◆ Goal:
Copy out every one of the following entries word for word, with no changes.

◆ Data supplied:
+===+
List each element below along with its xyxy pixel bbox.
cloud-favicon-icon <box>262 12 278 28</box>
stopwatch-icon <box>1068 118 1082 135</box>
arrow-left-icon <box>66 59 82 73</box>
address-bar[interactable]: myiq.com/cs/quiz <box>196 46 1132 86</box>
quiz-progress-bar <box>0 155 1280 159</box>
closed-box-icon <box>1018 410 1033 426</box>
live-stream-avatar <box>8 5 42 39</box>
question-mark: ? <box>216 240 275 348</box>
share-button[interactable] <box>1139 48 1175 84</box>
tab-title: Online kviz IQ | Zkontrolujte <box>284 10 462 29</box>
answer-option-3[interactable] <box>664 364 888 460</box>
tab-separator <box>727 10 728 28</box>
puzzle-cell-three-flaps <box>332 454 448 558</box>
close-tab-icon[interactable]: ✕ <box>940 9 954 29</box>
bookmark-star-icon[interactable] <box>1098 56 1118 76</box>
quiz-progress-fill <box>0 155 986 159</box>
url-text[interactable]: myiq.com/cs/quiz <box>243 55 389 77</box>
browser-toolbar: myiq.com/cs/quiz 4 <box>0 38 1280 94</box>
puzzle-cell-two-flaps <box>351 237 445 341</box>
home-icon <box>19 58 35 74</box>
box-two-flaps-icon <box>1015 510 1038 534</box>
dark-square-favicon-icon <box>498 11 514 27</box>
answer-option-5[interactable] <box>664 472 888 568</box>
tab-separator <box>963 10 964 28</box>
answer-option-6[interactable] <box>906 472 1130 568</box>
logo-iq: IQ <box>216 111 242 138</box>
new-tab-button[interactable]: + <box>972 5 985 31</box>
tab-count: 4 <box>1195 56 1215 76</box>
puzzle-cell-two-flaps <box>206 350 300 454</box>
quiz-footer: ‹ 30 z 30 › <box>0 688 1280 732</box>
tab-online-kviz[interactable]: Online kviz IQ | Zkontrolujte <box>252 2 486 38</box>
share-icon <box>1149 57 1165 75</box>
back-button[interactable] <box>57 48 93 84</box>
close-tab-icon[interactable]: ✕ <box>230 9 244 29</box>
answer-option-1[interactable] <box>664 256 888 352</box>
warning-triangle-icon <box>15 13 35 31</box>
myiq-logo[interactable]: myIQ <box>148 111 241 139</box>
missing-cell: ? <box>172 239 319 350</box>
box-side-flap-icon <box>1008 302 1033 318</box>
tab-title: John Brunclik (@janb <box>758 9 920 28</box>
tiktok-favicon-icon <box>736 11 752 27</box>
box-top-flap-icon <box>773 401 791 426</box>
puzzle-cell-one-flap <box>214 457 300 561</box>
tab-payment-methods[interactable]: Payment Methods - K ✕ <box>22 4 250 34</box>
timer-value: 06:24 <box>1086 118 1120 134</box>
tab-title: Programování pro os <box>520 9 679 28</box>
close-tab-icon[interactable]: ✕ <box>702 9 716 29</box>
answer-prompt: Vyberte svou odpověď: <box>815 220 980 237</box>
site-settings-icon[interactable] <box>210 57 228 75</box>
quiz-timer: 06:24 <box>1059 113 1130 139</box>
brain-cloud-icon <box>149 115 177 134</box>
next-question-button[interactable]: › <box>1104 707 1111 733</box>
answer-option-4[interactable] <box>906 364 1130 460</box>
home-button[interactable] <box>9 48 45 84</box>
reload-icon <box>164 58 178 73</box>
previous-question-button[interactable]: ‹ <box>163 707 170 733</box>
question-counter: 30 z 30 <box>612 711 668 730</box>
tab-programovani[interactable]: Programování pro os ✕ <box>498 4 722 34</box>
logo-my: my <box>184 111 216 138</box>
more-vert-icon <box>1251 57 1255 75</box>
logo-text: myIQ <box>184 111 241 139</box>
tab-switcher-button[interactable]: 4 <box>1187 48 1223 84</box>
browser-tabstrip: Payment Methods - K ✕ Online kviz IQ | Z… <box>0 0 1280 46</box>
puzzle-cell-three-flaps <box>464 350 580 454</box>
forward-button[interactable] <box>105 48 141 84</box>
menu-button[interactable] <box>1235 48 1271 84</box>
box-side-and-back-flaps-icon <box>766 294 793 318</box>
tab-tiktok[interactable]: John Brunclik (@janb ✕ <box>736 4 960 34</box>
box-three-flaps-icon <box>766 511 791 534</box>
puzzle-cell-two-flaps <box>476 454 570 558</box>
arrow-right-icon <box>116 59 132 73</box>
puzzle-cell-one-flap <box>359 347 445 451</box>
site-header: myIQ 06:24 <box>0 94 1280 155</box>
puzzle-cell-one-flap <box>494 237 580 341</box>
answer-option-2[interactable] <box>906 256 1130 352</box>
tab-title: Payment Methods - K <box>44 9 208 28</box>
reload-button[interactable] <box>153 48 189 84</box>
+===+
◆ Finished task:
List each element below along with its xyxy pixel bbox.
cloud-favicon-icon <box>262 12 278 28</box>
stopwatch-icon <box>1068 118 1082 135</box>
arrow-left-icon <box>66 59 82 73</box>
address-bar[interactable]: myiq.com/cs/quiz <box>196 46 1132 86</box>
quiz-progress-bar <box>0 155 1280 159</box>
closed-box-icon <box>1018 410 1033 426</box>
live-stream-avatar <box>8 5 42 39</box>
question-mark: ? <box>216 240 275 348</box>
share-button[interactable] <box>1139 48 1175 84</box>
tab-title: Online kviz IQ | Zkontrolujte <box>284 10 462 29</box>
answer-option-3[interactable] <box>664 364 888 460</box>
tab-separator <box>727 10 728 28</box>
puzzle-cell-three-flaps <box>332 454 448 558</box>
close-tab-icon[interactable]: ✕ <box>940 9 954 29</box>
bookmark-star-icon[interactable] <box>1098 56 1118 76</box>
quiz-progress-fill <box>0 155 986 159</box>
url-text[interactable]: myiq.com/cs/quiz <box>243 55 389 77</box>
browser-toolbar: myiq.com/cs/quiz 4 <box>0 38 1280 94</box>
puzzle-cell-two-flaps <box>351 237 445 341</box>
home-icon <box>19 58 35 74</box>
box-two-flaps-icon <box>1015 510 1038 534</box>
dark-square-favicon-icon <box>498 11 514 27</box>
answer-option-5[interactable] <box>664 472 888 568</box>
tab-separator <box>963 10 964 28</box>
answer-option-6[interactable] <box>906 472 1130 568</box>
logo-iq: IQ <box>216 111 242 138</box>
new-tab-button[interactable]: + <box>972 5 985 31</box>
tab-count: 4 <box>1195 56 1215 76</box>
puzzle-cell-two-flaps <box>206 350 300 454</box>
quiz-footer: ‹ 30 z 30 › <box>0 688 1280 732</box>
tab-online-kviz[interactable]: Online kviz IQ | Zkontrolujte <box>252 2 486 38</box>
share-icon <box>1149 57 1165 75</box>
back-button[interactable] <box>57 48 93 84</box>
close-tab-icon[interactable]: ✕ <box>230 9 244 29</box>
answer-option-1[interactable] <box>664 256 888 352</box>
warning-triangle-icon <box>15 13 35 31</box>
myiq-logo[interactable]: myIQ <box>148 111 241 139</box>
missing-cell: ? <box>172 239 319 350</box>
box-side-flap-icon <box>1008 302 1033 318</box>
tab-title: John Brunclik (@janb <box>758 9 920 28</box>
tiktok-favicon-icon <box>736 11 752 27</box>
box-top-flap-icon <box>773 401 791 426</box>
puzzle-cell-one-flap <box>214 457 300 561</box>
tab-payment-methods[interactable]: Payment Methods - K ✕ <box>22 4 250 34</box>
timer-value: 06:24 <box>1086 118 1120 134</box>
tab-title: Programování pro os <box>520 9 679 28</box>
close-tab-icon[interactable]: ✕ <box>702 9 716 29</box>
answer-prompt: Vyberte svou odpověď: <box>815 220 980 237</box>
site-settings-icon[interactable] <box>210 57 228 75</box>
quiz-timer: 06:24 <box>1059 113 1130 139</box>
brain-cloud-icon <box>149 115 177 134</box>
next-question-button[interactable]: › <box>1104 707 1111 733</box>
answer-option-4[interactable] <box>906 364 1130 460</box>
home-button[interactable] <box>9 48 45 84</box>
reload-icon <box>164 58 178 73</box>
previous-question-button[interactable]: ‹ <box>163 707 170 733</box>
question-counter: 30 z 30 <box>612 711 668 730</box>
tab-programovani[interactable]: Programování pro os ✕ <box>498 4 722 34</box>
logo-my: my <box>184 111 216 138</box>
more-vert-icon <box>1251 57 1255 75</box>
logo-text: myIQ <box>184 111 241 139</box>
tab-switcher-button[interactable]: 4 <box>1187 48 1223 84</box>
browser-tabstrip: Payment Methods - K ✕ Online kviz IQ | Z… <box>0 0 1280 46</box>
puzzle-cell-three-flaps <box>464 350 580 454</box>
forward-button[interactable] <box>105 48 141 84</box>
menu-button[interactable] <box>1235 48 1271 84</box>
box-side-and-back-flaps-icon <box>766 294 793 318</box>
tab-tiktok[interactable]: John Brunclik (@janb ✕ <box>736 4 960 34</box>
box-three-flaps-icon <box>766 511 791 534</box>
puzzle-cell-two-flaps <box>476 454 570 558</box>
arrow-right-icon <box>116 59 132 73</box>
puzzle-cell-one-flap <box>359 347 445 451</box>
site-header: myIQ 06:24 <box>0 94 1280 155</box>
puzzle-cell-one-flap <box>494 237 580 341</box>
answer-option-2[interactable] <box>906 256 1130 352</box>
tab-title: Payment Methods - K <box>44 9 208 28</box>
reload-button[interactable] <box>153 48 189 84</box>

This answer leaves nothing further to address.